Present each line of the entries below that holds the word "Alligator".

Start Information provided

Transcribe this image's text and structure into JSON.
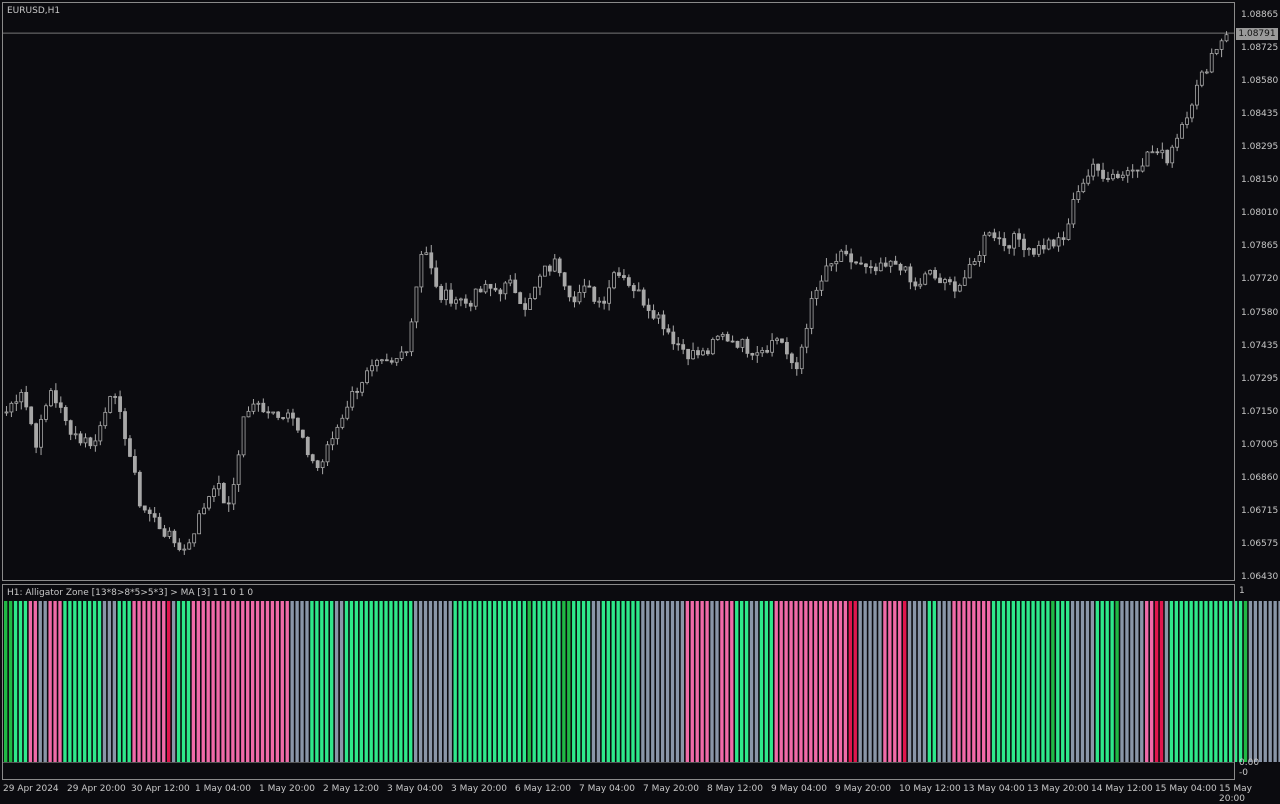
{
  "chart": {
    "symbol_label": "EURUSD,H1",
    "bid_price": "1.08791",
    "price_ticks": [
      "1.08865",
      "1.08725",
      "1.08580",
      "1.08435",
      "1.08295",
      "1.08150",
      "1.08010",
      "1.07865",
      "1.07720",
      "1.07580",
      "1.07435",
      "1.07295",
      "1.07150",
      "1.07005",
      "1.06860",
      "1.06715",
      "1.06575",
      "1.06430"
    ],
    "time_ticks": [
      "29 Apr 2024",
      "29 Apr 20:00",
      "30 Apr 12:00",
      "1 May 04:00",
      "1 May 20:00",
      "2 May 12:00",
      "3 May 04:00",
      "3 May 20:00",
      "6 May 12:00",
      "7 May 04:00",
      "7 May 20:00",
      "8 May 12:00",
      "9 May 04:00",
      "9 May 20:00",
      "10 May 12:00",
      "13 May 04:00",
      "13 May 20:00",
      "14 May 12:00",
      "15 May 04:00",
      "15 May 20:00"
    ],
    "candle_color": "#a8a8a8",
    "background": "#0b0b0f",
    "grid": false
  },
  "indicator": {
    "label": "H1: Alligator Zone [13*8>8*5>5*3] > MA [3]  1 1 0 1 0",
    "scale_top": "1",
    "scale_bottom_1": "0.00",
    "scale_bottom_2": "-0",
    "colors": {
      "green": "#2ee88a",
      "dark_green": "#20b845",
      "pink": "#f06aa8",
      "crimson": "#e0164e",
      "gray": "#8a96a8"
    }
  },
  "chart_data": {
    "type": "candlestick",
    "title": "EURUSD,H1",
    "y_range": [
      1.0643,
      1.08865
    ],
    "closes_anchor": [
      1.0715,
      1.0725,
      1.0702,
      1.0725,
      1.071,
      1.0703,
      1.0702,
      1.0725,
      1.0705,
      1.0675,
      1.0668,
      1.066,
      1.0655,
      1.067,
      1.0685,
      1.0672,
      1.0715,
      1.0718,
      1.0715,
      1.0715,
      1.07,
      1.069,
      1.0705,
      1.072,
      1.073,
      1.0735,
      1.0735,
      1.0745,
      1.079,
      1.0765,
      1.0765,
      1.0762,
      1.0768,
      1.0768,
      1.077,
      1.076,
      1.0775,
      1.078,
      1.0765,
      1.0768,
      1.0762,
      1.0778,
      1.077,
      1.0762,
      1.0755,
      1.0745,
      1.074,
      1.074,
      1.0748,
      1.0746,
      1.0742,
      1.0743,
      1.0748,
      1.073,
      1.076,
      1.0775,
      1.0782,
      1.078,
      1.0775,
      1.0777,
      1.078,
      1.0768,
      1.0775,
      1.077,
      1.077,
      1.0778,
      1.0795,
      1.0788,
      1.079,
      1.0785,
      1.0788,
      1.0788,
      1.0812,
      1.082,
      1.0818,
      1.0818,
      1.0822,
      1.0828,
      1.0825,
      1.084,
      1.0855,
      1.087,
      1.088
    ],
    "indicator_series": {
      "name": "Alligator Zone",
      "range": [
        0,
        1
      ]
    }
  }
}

End Information provided
Start Information provided

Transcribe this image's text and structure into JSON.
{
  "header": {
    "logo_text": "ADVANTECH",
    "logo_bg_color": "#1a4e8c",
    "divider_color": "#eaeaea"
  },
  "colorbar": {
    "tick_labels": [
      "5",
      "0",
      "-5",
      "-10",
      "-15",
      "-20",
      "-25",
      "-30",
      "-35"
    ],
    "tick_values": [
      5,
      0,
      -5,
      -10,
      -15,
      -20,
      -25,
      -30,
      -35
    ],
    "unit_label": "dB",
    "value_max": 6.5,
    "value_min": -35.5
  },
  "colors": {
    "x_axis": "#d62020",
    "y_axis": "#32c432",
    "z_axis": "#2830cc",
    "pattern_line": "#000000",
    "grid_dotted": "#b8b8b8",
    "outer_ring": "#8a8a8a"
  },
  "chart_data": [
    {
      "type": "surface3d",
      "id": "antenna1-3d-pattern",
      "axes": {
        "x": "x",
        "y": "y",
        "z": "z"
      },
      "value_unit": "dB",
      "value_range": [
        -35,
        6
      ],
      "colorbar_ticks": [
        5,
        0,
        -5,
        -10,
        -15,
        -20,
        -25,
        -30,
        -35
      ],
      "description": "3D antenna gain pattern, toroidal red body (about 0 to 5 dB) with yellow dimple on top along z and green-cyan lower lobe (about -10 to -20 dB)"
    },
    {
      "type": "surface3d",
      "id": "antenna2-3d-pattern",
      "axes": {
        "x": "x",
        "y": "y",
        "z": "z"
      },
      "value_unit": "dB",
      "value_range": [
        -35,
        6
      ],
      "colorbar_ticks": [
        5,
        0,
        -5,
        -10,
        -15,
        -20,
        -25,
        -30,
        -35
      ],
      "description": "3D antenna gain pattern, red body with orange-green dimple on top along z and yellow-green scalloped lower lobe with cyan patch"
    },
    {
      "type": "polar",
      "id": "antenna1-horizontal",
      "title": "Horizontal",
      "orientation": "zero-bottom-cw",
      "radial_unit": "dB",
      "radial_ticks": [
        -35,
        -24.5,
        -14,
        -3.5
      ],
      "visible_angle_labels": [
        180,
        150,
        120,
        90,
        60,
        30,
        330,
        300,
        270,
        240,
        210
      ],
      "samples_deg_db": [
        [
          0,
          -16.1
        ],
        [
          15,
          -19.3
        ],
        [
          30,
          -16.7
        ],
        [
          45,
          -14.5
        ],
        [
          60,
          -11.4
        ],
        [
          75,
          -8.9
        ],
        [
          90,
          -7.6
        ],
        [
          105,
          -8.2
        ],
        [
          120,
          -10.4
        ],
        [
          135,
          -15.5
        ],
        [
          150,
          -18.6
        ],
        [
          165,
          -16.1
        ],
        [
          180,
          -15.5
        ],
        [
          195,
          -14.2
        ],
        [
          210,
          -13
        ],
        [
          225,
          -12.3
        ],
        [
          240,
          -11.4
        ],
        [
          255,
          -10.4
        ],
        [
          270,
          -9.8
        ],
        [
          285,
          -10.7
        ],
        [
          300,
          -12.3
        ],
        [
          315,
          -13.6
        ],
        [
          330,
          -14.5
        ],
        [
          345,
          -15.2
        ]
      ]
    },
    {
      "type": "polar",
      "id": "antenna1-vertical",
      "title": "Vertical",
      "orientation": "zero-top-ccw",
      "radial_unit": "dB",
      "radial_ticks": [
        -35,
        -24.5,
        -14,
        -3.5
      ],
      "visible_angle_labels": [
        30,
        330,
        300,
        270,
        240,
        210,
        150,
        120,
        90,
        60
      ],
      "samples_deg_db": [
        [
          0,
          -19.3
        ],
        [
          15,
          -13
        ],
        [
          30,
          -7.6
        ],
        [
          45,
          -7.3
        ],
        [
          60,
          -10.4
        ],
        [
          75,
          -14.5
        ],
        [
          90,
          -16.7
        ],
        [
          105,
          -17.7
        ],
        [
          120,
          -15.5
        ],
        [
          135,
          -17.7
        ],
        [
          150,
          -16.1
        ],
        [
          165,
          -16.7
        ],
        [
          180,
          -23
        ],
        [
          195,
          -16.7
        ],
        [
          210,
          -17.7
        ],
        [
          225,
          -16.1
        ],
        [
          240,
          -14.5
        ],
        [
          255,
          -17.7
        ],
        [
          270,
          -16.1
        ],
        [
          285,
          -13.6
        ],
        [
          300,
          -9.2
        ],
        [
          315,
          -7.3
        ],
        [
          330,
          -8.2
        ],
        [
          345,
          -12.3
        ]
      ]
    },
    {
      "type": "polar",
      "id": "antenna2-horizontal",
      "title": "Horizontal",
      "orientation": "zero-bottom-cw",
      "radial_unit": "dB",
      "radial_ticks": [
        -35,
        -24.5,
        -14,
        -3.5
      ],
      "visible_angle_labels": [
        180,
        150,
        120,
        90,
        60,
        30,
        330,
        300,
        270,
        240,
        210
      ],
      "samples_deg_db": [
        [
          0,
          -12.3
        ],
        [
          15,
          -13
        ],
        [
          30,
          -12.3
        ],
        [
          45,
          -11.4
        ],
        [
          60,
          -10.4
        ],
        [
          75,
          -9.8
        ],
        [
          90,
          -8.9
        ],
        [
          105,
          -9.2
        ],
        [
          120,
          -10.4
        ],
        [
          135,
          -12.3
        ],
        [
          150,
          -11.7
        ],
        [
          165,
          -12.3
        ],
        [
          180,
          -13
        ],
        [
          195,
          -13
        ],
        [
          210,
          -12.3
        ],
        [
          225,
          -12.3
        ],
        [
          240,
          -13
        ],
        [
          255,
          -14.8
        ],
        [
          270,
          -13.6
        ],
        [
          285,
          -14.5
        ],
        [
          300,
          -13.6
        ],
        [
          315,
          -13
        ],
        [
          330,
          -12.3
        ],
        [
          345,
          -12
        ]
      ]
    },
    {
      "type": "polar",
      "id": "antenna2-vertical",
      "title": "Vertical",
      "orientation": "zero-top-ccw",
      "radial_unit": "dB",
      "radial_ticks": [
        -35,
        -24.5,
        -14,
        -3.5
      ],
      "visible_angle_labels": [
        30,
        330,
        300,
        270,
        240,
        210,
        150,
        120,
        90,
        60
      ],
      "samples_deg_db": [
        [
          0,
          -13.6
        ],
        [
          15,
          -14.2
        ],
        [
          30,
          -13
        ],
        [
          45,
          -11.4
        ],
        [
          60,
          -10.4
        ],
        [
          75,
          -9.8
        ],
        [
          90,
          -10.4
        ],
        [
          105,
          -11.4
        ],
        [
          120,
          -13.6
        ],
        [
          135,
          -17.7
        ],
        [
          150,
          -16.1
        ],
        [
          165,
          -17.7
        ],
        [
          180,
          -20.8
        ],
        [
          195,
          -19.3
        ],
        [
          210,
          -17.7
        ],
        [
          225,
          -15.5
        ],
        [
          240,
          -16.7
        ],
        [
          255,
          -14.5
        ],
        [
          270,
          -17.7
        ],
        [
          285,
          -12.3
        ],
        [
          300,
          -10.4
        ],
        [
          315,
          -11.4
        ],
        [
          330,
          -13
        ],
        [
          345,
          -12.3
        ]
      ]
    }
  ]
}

End Information provided

[Written reply]
    "label": "H1: Alligator Zone [13*8>8*5>5*3] > MA [3]  1 1 0 1 0",
      "name": "Alligator Zone",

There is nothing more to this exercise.